▸ **Stated task**
Take all the material and copy it exactly.

---+---

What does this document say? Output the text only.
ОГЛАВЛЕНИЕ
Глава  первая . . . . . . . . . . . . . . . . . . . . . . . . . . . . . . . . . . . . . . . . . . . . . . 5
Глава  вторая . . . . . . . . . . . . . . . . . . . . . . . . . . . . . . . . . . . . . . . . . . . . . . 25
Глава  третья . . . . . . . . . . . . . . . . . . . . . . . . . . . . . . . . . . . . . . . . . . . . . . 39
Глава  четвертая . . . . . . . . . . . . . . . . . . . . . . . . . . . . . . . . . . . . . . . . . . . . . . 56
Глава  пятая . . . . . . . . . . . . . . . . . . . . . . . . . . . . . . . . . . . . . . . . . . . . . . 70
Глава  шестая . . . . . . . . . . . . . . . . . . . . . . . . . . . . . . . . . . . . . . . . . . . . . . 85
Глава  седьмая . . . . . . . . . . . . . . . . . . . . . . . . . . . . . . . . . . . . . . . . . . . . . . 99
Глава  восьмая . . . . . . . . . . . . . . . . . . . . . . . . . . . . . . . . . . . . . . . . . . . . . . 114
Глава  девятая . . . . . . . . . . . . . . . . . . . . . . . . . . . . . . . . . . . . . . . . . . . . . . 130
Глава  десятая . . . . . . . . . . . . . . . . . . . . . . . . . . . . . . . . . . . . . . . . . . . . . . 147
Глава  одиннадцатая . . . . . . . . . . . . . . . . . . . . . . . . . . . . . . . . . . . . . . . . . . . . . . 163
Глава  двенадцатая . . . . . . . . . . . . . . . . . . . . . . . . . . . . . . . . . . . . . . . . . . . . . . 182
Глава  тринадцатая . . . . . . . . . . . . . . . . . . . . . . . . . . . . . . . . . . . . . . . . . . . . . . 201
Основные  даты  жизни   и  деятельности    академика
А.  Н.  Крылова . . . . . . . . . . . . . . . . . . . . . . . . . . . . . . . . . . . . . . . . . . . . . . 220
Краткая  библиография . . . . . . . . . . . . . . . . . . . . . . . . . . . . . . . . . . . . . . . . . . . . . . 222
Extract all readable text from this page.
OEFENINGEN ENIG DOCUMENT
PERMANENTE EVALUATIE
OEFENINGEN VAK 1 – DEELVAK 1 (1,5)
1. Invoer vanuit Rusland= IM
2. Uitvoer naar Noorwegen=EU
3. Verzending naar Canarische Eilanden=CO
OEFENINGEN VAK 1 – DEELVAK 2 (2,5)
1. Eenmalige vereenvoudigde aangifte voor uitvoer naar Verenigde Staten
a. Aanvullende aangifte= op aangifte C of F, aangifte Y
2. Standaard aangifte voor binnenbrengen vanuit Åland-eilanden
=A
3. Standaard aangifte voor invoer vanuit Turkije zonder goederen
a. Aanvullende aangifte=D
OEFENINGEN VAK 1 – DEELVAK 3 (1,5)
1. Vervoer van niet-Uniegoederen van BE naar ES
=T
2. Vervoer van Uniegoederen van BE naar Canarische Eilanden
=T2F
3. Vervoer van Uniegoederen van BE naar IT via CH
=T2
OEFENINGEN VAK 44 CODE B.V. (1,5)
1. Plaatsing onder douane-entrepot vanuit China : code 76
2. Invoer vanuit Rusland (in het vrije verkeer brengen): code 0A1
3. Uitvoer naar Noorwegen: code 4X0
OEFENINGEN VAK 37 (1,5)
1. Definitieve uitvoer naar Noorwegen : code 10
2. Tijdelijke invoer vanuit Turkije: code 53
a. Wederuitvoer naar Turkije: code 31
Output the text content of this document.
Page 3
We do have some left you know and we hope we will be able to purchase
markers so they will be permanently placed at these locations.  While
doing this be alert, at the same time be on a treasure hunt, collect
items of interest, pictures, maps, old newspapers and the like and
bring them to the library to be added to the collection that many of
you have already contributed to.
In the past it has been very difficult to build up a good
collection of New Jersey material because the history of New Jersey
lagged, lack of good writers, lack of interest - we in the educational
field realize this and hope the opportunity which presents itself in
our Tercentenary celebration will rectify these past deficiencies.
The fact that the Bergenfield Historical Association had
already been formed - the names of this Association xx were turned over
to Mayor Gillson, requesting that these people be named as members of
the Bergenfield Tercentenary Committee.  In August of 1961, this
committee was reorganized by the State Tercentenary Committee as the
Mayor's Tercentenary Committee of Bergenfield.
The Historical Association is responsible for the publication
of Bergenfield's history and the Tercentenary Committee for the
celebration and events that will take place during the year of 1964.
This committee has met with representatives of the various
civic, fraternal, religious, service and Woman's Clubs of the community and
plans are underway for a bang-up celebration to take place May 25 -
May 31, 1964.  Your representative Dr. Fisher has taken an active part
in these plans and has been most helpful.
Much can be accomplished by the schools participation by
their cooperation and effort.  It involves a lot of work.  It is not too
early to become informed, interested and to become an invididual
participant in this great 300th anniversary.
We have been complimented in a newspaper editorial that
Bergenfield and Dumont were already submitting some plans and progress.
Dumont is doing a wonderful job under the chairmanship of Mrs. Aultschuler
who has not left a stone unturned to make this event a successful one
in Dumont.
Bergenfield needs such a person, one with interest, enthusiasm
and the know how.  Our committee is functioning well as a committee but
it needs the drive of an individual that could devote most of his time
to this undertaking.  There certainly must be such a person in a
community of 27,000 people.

---+---

▸ **The solution**
What does this document say? Output the text only.
ОГЛАВЛЕНИЕ
Глава  первая . . . . . . . . . . . . . . . . . . . . . . . . . . . . . . . . . . . . . . . . . . . . . . 5
Глава  вторая . . . . . . . . . . . . . . . . . . . . . . . . . . . . . . . . . . . . . . . . . . . . . . 25
Глава  третья . . . . . . . . . . . . . . . . . . . . . . . . . . . . . . . . . . . . . . . . . . . . . . 39
Глава  четвертая . . . . . . . . . . . . . . . . . . . . . . . . . . . . . . . . . . . . . . . . . . . . . . 56
Глава  пятая . . . . . . . . . . . . . . . . . . . . . . . . . . . . . . . . . . . . . . . . . . . . . . 70
Глава  шестая . . . . . . . . . . . . . . . . . . . . . . . . . . . . . . . . . . . . . . . . . . . . . . 85
Глава  седьмая . . . . . . . . . . . . . . . . . . . . . . . . . . . . . . . . . . . . . . . . . . . . . . 99
Глава  восьмая . . . . . . . . . . . . . . . . . . . . . . . . . . . . . . . . . . . . . . . . . . . . . . 114
Глава  девятая . . . . . . . . . . . . . . . . . . . . . . . . . . . . . . . . . . . . . . . . . . . . . . 130
Глава  десятая . . . . . . . . . . . . . . . . . . . . . . . . . . . . . . . . . . . . . . . . . . . . . . 147
Глава  одиннадцатая . . . . . . . . . . . . . . . . . . . . . . . . . . . . . . . . . . . . . . . . . . . . . . 163
Глава  двенадцатая . . . . . . . . . . . . . . . . . . . . . . . . . . . . . . . . . . . . . . . . . . . . . . 182
Глава  тринадцатая . . . . . . . . . . . . . . . . . . . . . . . . . . . . . . . . . . . . . . . . . . . . . . 201
Основные  даты  жизни   и  деятельности    академика
А.  Н.  Крылова . . . . . . . . . . . . . . . . . . . . . . . . . . . . . . . . . . . . . . . . . . . . . . 220
Краткая  библиография . . . . . . . . . . . . . . . . . . . . . . . . . . . . . . . . . . . . . . . . . . . . . . 222
Extract all readable text from this page.
OEFENINGEN ENIG DOCUMENT
PERMANENTE EVALUATIE
OEFENINGEN VAK 1 – DEELVAK 1 (1,5)
1. Invoer vanuit Rusland= IM
2. Uitvoer naar Noorwegen=EU
3. Verzending naar Canarische Eilanden=CO
OEFENINGEN VAK 1 – DEELVAK 2 (2,5)
1. Eenmalige vereenvoudigde aangifte voor uitvoer naar Verenigde Staten
a. Aanvullende aangifte= op aangifte C of F, aangifte Y
2. Standaard aangifte voor binnenbrengen vanuit Åland-eilanden
=A
3. Standaard aangifte voor invoer vanuit Turkije zonder goederen
a. Aanvullende aangifte=D
OEFENINGEN VAK 1 – DEELVAK 3 (1,5)
1. Vervoer van niet-Uniegoederen van BE naar ES
=T
2. Vervoer van Uniegoederen van BE naar Canarische Eilanden
=T2F
3. Vervoer van Uniegoederen van BE naar IT via CH
=T2
OEFENINGEN VAK 44 CODE B.V. (1,5)
1. Plaatsing onder douane-entrepot vanuit China : code 76
2. Invoer vanuit Rusland (in het vrije verkeer brengen): code 0A1
3. Uitvoer naar Noorwegen: code 4X0
OEFENINGEN VAK 37 (1,5)
1. Definitieve uitvoer naar Noorwegen : code 10
2. Tijdelijke invoer vanuit Turkije: code 53
a. Wederuitvoer naar Turkije: code 31
Output the text content of this document.
Page 3
We do have some left you know and we hope we will be able to purchase
markers so they will be permanently placed at these locations.  While
doing this be alert, at the same time be on a treasure hunt, collect
items of interest, pictures, maps, old newspapers and the like and
bring them to the library to be added to the collection that many of
you have already contributed to.
In the past it has been very difficult to build up a good
collection of New Jersey material because the history of New Jersey
lagged, lack of good writers, lack of interest - we in the educational
field realize this and hope the opportunity which presents itself in
our Tercentenary celebration will rectify these past deficiencies.
The fact that the Bergenfield Historical Association had
already been formed - the names of this Association xx were turned over
to Mayor Gillson, requesting that these people be named as members of
the Bergenfield Tercentenary Committee.  In August of 1961, this
committee was reorganized by the State Tercentenary Committee as the
Mayor's Tercentenary Committee of Bergenfield.
The Historical Association is responsible for the publication
of Bergenfield's history and the Tercentenary Committee for the
celebration and events that will take place during the year of 1964.
This committee has met with representatives of the various
civic, fraternal, religious, service and Woman's Clubs of the community and
plans are underway for a bang-up celebration to take place May 25 -
May 31, 1964.  Your representative Dr. Fisher has taken an active part
in these plans and has been most helpful.
Much can be accomplished by the schools participation by
their cooperation and effort.  It involves a lot of work.  It is not too
early to become informed, interested and to become an invididual
participant in this great 300th anniversary.
We have been complimented in a newspaper editorial that
Bergenfield and Dumont were already submitting some plans and progress.
Dumont is doing a wonderful job under the chairmanship of Mrs. Aultschuler
who has not left a stone unturned to make this event a successful one
in Dumont.
Bergenfield needs such a person, one with interest, enthusiasm
and the know how.  Our committee is functioning well as a committee but
it needs the drive of an individual that could devote most of his time
to this undertaking.  There certainly must be such a person in a
community of 27,000 people.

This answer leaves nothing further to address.